**Required task:** Return only this: the line with "Parse this screenshot: output" and all the lines that follow it below, through the final one, exactly as they are.

**Records for this exercise:**

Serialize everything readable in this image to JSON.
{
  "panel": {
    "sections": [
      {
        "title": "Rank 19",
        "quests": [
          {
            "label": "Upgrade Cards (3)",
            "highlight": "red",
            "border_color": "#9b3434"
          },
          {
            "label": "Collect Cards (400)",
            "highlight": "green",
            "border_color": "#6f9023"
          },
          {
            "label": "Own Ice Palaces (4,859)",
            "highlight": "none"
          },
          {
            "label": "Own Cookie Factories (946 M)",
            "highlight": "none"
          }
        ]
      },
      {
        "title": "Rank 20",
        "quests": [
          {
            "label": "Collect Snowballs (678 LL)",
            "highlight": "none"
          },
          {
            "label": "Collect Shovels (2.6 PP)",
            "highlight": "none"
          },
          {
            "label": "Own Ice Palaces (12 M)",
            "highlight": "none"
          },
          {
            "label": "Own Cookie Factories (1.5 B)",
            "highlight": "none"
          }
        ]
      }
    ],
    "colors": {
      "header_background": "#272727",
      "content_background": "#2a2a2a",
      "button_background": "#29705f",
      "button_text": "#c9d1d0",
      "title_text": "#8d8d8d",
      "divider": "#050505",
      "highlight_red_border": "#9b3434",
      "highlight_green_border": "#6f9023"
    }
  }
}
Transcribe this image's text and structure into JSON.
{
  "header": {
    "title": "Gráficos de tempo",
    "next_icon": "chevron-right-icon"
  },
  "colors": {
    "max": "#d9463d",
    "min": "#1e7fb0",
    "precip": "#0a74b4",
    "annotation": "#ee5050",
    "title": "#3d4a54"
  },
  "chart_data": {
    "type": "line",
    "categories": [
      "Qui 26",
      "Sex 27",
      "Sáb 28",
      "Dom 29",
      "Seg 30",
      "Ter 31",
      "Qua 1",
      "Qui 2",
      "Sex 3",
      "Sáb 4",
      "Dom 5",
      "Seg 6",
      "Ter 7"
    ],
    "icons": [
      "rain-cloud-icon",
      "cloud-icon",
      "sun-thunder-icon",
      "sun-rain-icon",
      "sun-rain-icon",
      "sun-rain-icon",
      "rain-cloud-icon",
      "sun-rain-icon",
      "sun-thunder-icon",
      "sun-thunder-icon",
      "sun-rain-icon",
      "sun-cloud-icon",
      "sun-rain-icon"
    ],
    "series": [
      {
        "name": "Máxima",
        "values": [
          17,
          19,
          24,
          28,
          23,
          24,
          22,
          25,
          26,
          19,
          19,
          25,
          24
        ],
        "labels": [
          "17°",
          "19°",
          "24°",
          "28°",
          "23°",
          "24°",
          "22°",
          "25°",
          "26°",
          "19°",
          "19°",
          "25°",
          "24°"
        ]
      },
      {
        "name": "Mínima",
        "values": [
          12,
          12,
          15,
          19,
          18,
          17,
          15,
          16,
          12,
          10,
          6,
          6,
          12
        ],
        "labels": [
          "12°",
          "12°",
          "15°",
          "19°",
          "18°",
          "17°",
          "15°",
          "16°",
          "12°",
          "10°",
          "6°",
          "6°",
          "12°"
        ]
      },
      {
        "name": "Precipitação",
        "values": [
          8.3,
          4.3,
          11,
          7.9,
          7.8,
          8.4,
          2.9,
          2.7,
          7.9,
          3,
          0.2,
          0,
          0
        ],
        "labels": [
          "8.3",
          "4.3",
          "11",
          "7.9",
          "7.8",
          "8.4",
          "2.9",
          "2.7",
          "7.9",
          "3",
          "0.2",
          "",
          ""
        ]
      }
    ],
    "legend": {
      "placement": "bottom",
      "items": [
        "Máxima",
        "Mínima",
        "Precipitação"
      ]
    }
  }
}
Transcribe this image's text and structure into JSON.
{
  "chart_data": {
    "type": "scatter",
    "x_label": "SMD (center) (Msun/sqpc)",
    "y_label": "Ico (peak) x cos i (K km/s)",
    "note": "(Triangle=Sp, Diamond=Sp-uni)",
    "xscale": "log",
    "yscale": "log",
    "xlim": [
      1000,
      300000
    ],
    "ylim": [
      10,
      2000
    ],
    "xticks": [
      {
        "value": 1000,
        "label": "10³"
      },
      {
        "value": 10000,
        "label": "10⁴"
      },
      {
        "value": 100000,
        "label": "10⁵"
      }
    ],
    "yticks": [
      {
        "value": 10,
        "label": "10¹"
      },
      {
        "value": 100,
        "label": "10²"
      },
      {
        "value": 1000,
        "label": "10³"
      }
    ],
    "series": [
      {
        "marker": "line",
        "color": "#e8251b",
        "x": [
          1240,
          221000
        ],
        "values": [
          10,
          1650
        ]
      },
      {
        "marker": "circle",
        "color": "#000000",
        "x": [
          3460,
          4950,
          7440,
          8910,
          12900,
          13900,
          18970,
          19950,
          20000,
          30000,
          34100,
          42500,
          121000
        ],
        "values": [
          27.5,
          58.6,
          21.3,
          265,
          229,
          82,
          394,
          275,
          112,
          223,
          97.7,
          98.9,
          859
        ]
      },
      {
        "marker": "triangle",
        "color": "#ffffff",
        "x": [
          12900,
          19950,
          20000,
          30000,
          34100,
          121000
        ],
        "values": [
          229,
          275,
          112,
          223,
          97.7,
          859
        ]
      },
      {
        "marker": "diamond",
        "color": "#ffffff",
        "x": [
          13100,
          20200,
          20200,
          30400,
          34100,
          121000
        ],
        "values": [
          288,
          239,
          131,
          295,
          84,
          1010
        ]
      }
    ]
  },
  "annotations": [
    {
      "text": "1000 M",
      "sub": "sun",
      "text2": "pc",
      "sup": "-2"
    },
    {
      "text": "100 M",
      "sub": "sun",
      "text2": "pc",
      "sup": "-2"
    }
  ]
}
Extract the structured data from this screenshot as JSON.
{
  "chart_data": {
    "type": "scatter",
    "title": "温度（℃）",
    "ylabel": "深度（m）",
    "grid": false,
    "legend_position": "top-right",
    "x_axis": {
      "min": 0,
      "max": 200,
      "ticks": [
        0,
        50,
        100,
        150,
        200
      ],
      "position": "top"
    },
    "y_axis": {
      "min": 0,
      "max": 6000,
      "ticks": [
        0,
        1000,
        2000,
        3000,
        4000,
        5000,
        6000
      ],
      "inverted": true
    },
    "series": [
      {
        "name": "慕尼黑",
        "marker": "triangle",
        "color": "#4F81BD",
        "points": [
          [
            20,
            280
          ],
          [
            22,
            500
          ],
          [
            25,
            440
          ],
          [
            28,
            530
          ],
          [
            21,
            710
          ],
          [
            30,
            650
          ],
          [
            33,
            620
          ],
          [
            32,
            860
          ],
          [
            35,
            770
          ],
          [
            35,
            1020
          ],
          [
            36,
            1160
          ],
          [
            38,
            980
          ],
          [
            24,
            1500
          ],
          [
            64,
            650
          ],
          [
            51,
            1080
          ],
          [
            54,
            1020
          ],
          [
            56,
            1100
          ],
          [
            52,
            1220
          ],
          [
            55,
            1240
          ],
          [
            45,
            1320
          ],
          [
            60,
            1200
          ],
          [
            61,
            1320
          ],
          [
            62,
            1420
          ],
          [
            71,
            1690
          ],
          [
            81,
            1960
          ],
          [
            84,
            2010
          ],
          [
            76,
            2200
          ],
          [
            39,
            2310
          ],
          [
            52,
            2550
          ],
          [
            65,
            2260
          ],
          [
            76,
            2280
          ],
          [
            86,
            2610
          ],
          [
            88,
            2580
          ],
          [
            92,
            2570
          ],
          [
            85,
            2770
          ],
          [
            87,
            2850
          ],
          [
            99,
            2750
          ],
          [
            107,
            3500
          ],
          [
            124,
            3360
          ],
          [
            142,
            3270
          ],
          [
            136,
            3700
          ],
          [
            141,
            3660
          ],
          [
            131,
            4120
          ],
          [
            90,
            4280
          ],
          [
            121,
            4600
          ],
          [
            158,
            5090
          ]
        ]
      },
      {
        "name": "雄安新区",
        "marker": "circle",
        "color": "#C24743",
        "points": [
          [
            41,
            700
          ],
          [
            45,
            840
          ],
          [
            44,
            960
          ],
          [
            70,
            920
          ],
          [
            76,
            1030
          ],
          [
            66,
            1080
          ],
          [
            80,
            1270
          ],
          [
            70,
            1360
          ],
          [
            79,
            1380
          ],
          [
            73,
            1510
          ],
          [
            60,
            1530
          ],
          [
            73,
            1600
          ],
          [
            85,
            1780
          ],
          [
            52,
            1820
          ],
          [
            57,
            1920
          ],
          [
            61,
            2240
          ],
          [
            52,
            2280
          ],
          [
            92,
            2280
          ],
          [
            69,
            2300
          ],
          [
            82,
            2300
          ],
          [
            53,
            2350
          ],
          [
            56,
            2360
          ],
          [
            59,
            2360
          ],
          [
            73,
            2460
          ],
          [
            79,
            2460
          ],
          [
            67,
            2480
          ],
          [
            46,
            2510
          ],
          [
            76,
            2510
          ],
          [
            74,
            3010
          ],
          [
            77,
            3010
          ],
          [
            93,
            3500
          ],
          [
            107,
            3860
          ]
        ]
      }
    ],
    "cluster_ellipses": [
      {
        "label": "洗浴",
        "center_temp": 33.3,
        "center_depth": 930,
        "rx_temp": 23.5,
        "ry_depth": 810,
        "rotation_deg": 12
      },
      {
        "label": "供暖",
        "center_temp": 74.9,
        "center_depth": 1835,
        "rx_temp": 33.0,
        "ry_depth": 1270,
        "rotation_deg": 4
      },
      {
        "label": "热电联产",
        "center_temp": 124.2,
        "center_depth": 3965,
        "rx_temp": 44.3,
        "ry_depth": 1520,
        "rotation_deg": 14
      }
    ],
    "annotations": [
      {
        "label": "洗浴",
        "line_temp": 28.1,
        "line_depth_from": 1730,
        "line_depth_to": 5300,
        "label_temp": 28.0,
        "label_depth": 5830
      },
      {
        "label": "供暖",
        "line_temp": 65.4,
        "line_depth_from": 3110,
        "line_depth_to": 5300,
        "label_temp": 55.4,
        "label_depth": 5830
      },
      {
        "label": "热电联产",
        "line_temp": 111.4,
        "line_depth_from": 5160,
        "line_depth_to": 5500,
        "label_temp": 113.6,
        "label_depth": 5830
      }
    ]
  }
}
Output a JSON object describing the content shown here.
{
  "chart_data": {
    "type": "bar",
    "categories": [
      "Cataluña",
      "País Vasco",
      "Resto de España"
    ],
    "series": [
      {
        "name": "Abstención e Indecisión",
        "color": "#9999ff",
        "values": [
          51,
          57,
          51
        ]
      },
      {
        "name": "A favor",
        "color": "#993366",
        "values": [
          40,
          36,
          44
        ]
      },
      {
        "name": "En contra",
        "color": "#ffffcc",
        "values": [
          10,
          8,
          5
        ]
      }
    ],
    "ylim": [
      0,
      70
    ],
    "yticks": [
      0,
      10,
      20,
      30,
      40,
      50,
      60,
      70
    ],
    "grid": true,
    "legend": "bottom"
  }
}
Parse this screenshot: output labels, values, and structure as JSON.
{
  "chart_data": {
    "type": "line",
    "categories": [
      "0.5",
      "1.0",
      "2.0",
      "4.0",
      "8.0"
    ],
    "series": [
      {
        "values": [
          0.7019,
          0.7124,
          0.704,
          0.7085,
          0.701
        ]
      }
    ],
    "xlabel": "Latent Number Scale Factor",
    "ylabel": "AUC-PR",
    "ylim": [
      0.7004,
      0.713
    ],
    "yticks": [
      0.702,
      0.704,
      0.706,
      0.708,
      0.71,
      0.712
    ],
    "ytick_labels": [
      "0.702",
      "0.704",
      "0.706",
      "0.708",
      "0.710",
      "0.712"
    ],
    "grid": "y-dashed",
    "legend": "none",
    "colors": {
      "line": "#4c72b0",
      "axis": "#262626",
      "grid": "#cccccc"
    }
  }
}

**Written response:**
Parse this screenshot: output labels, values, and structure as JSON.
{
  "chart_data": {
    "type": "line",
    "categories": [
      "0.5",
      "1.0",
      "2.0",
      "4.0",
      "8.0"
    ],
    "series": [
      {
        "values": [
          0.7019,
          0.7124,
          0.704,
          0.7085,
          0.701
        ]
      }
    ],
    "xlabel": "Latent Number Scale Factor",
    "ylabel": "AUC-PR",
    "ylim": [
      0.7004,
      0.713
    ],
    "yticks": [
      0.702,
      0.704,
      0.706,
      0.708,
      0.71,
      0.712
    ],
    "ytick_labels": [
      "0.702",
      "0.704",
      "0.706",
      "0.708",
      "0.710",
      "0.712"
    ],
    "grid": "y-dashed",
    "legend": "none",
    "colors": {
      "line": "#4c72b0",
      "axis": "#262626",
      "grid": "#cccccc"
    }
  }
}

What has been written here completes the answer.